Dataset records on visual material:
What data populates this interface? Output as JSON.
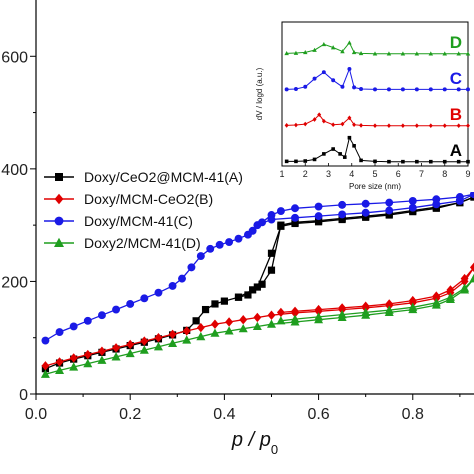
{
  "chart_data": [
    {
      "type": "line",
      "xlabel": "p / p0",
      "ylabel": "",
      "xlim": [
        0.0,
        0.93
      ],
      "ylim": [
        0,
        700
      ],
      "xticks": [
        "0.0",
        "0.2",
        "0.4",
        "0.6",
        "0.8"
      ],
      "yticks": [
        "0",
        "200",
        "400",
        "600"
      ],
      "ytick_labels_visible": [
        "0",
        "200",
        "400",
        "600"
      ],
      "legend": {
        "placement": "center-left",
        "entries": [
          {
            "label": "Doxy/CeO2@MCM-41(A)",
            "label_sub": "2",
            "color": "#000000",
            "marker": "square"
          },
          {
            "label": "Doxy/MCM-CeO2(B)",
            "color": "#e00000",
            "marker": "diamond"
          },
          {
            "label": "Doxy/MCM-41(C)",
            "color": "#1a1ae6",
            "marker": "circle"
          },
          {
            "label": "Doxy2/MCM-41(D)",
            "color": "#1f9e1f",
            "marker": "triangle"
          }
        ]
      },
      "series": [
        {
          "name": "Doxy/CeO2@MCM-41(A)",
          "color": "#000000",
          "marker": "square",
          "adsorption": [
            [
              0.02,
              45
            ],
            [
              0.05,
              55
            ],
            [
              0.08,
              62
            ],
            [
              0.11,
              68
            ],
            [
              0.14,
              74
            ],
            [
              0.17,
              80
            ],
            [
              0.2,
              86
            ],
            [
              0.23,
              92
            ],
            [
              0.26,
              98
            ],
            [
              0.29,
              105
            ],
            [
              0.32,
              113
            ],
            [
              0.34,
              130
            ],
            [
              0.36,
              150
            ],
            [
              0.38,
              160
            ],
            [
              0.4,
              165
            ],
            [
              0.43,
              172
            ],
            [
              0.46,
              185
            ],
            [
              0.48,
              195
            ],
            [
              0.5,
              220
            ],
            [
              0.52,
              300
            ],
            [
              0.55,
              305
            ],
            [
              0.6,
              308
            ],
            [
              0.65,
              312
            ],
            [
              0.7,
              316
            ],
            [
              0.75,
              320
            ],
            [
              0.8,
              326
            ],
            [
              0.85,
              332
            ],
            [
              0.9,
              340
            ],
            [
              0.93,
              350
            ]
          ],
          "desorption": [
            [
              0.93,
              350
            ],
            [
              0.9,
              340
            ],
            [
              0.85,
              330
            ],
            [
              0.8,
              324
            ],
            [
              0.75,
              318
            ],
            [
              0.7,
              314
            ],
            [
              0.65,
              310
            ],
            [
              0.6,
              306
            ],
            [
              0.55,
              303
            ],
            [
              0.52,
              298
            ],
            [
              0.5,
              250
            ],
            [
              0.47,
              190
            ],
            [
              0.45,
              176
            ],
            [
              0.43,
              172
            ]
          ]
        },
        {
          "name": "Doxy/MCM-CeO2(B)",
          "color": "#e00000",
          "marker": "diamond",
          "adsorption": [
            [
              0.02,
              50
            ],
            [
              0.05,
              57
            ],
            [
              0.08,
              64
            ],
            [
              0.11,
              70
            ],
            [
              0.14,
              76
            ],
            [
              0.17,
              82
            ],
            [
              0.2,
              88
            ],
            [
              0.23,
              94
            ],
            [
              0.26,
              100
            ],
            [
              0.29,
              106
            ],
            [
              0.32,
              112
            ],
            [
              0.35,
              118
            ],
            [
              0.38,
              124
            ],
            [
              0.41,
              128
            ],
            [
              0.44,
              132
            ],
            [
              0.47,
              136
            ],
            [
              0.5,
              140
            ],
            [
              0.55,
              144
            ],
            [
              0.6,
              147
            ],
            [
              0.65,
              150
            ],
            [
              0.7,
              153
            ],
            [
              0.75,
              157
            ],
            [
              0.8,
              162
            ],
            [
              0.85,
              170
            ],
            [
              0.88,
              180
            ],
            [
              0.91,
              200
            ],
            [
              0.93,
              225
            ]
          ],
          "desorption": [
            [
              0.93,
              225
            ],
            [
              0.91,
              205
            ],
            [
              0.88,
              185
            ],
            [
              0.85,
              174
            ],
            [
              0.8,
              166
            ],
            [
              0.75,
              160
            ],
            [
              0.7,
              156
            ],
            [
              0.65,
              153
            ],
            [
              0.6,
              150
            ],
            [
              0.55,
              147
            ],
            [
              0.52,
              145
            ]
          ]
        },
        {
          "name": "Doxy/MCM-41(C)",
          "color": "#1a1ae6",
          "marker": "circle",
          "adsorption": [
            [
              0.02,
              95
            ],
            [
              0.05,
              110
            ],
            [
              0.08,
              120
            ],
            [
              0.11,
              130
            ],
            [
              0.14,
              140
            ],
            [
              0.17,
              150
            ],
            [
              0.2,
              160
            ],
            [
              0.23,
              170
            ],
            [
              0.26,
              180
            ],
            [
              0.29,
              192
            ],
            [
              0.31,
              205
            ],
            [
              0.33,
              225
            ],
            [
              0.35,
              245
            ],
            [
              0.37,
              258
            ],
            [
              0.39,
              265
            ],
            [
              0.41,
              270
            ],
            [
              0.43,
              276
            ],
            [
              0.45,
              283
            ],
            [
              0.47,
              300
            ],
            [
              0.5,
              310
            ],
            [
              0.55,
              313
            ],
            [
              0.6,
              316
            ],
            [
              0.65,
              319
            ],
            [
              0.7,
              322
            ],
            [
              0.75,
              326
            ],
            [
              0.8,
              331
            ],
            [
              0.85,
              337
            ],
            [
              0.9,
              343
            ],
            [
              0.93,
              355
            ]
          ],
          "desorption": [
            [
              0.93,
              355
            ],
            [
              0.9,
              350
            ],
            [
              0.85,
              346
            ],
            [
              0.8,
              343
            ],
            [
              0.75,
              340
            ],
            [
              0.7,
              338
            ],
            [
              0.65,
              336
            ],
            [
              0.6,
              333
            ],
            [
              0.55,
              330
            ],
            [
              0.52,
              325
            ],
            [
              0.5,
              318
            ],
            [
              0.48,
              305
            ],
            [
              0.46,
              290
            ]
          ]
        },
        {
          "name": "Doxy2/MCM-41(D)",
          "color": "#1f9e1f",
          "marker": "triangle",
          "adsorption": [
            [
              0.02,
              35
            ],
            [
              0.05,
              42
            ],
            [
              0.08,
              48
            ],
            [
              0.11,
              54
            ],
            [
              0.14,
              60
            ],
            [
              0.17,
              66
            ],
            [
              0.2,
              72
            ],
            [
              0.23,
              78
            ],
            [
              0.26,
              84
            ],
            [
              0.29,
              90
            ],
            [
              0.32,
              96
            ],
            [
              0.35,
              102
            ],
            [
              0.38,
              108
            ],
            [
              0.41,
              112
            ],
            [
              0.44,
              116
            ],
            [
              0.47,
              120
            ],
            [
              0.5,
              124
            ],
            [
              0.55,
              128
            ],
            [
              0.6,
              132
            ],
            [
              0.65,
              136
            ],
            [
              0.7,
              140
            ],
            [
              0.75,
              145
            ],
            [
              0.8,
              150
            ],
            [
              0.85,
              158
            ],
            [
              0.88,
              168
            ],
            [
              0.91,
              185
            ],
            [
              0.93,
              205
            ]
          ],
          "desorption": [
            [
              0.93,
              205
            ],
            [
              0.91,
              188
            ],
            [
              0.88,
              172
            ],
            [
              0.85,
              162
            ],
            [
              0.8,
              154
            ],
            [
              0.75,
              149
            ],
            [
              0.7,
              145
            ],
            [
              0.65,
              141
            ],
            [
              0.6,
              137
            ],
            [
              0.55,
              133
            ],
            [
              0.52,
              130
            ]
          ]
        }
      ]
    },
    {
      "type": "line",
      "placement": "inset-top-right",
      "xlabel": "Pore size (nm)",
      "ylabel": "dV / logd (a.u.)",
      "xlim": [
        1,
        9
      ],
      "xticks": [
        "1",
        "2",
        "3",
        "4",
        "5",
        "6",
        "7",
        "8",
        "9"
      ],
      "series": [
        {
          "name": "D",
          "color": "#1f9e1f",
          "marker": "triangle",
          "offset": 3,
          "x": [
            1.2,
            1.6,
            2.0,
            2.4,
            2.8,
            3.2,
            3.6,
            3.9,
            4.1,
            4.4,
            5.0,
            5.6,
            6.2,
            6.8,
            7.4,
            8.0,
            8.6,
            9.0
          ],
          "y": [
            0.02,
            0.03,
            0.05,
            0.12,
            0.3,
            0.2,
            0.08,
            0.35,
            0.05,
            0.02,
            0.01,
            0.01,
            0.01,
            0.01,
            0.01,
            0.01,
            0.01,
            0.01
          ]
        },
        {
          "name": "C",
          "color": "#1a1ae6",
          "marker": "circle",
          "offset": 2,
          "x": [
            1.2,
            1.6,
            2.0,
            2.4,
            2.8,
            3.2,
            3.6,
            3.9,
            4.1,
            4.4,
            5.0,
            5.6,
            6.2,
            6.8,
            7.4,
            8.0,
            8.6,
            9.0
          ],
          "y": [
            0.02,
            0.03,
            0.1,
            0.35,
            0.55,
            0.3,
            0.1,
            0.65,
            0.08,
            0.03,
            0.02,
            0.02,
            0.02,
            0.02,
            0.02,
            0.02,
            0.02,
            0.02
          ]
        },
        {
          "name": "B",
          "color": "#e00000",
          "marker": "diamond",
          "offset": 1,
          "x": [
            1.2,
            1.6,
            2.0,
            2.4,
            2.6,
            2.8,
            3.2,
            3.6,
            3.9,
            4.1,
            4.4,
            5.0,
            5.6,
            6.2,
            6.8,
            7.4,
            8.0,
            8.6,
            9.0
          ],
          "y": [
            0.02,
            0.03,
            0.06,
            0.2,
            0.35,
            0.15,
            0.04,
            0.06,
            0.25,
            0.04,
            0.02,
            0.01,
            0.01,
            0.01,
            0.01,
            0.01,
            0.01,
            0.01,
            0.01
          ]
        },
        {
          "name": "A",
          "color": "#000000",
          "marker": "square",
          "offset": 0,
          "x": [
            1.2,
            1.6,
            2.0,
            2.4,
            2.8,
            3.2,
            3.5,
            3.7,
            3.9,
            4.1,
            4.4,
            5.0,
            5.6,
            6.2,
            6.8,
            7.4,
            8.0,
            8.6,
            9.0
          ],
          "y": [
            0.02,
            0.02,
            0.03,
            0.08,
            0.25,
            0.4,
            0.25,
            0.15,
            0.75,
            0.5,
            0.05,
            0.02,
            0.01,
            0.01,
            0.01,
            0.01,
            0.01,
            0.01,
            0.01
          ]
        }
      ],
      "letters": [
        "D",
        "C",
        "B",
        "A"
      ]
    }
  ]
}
--
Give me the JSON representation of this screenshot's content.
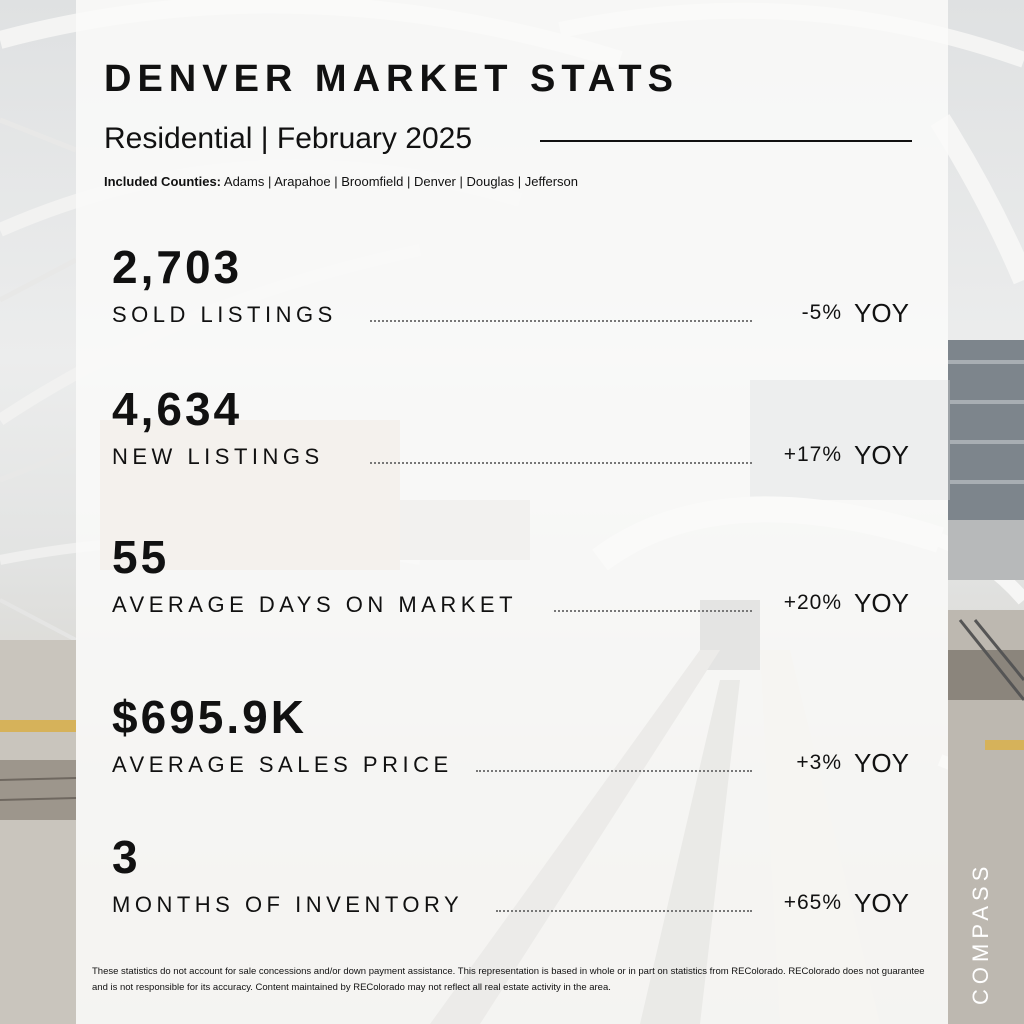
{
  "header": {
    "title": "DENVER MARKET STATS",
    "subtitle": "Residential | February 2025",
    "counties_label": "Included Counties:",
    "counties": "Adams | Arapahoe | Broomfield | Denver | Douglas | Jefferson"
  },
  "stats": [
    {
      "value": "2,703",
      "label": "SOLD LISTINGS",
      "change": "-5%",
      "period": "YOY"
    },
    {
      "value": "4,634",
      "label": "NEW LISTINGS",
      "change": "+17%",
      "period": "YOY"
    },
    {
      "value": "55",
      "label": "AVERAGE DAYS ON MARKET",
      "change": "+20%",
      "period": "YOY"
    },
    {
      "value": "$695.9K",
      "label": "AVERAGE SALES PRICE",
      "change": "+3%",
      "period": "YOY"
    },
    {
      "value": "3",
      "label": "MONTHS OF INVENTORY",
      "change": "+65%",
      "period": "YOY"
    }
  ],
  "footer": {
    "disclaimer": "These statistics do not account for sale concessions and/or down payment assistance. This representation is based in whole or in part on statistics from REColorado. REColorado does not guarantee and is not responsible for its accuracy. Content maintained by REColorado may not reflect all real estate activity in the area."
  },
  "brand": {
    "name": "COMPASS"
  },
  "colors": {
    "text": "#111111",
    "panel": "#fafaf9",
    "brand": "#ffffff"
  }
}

● Directions for this task: Locate all lines in the listing above with the word "value". Copy them.

● Written response:
      "value": "2,703",
      "value": "4,634",
      "value": "55",
      "value": "$695.9K",
      "value": "3",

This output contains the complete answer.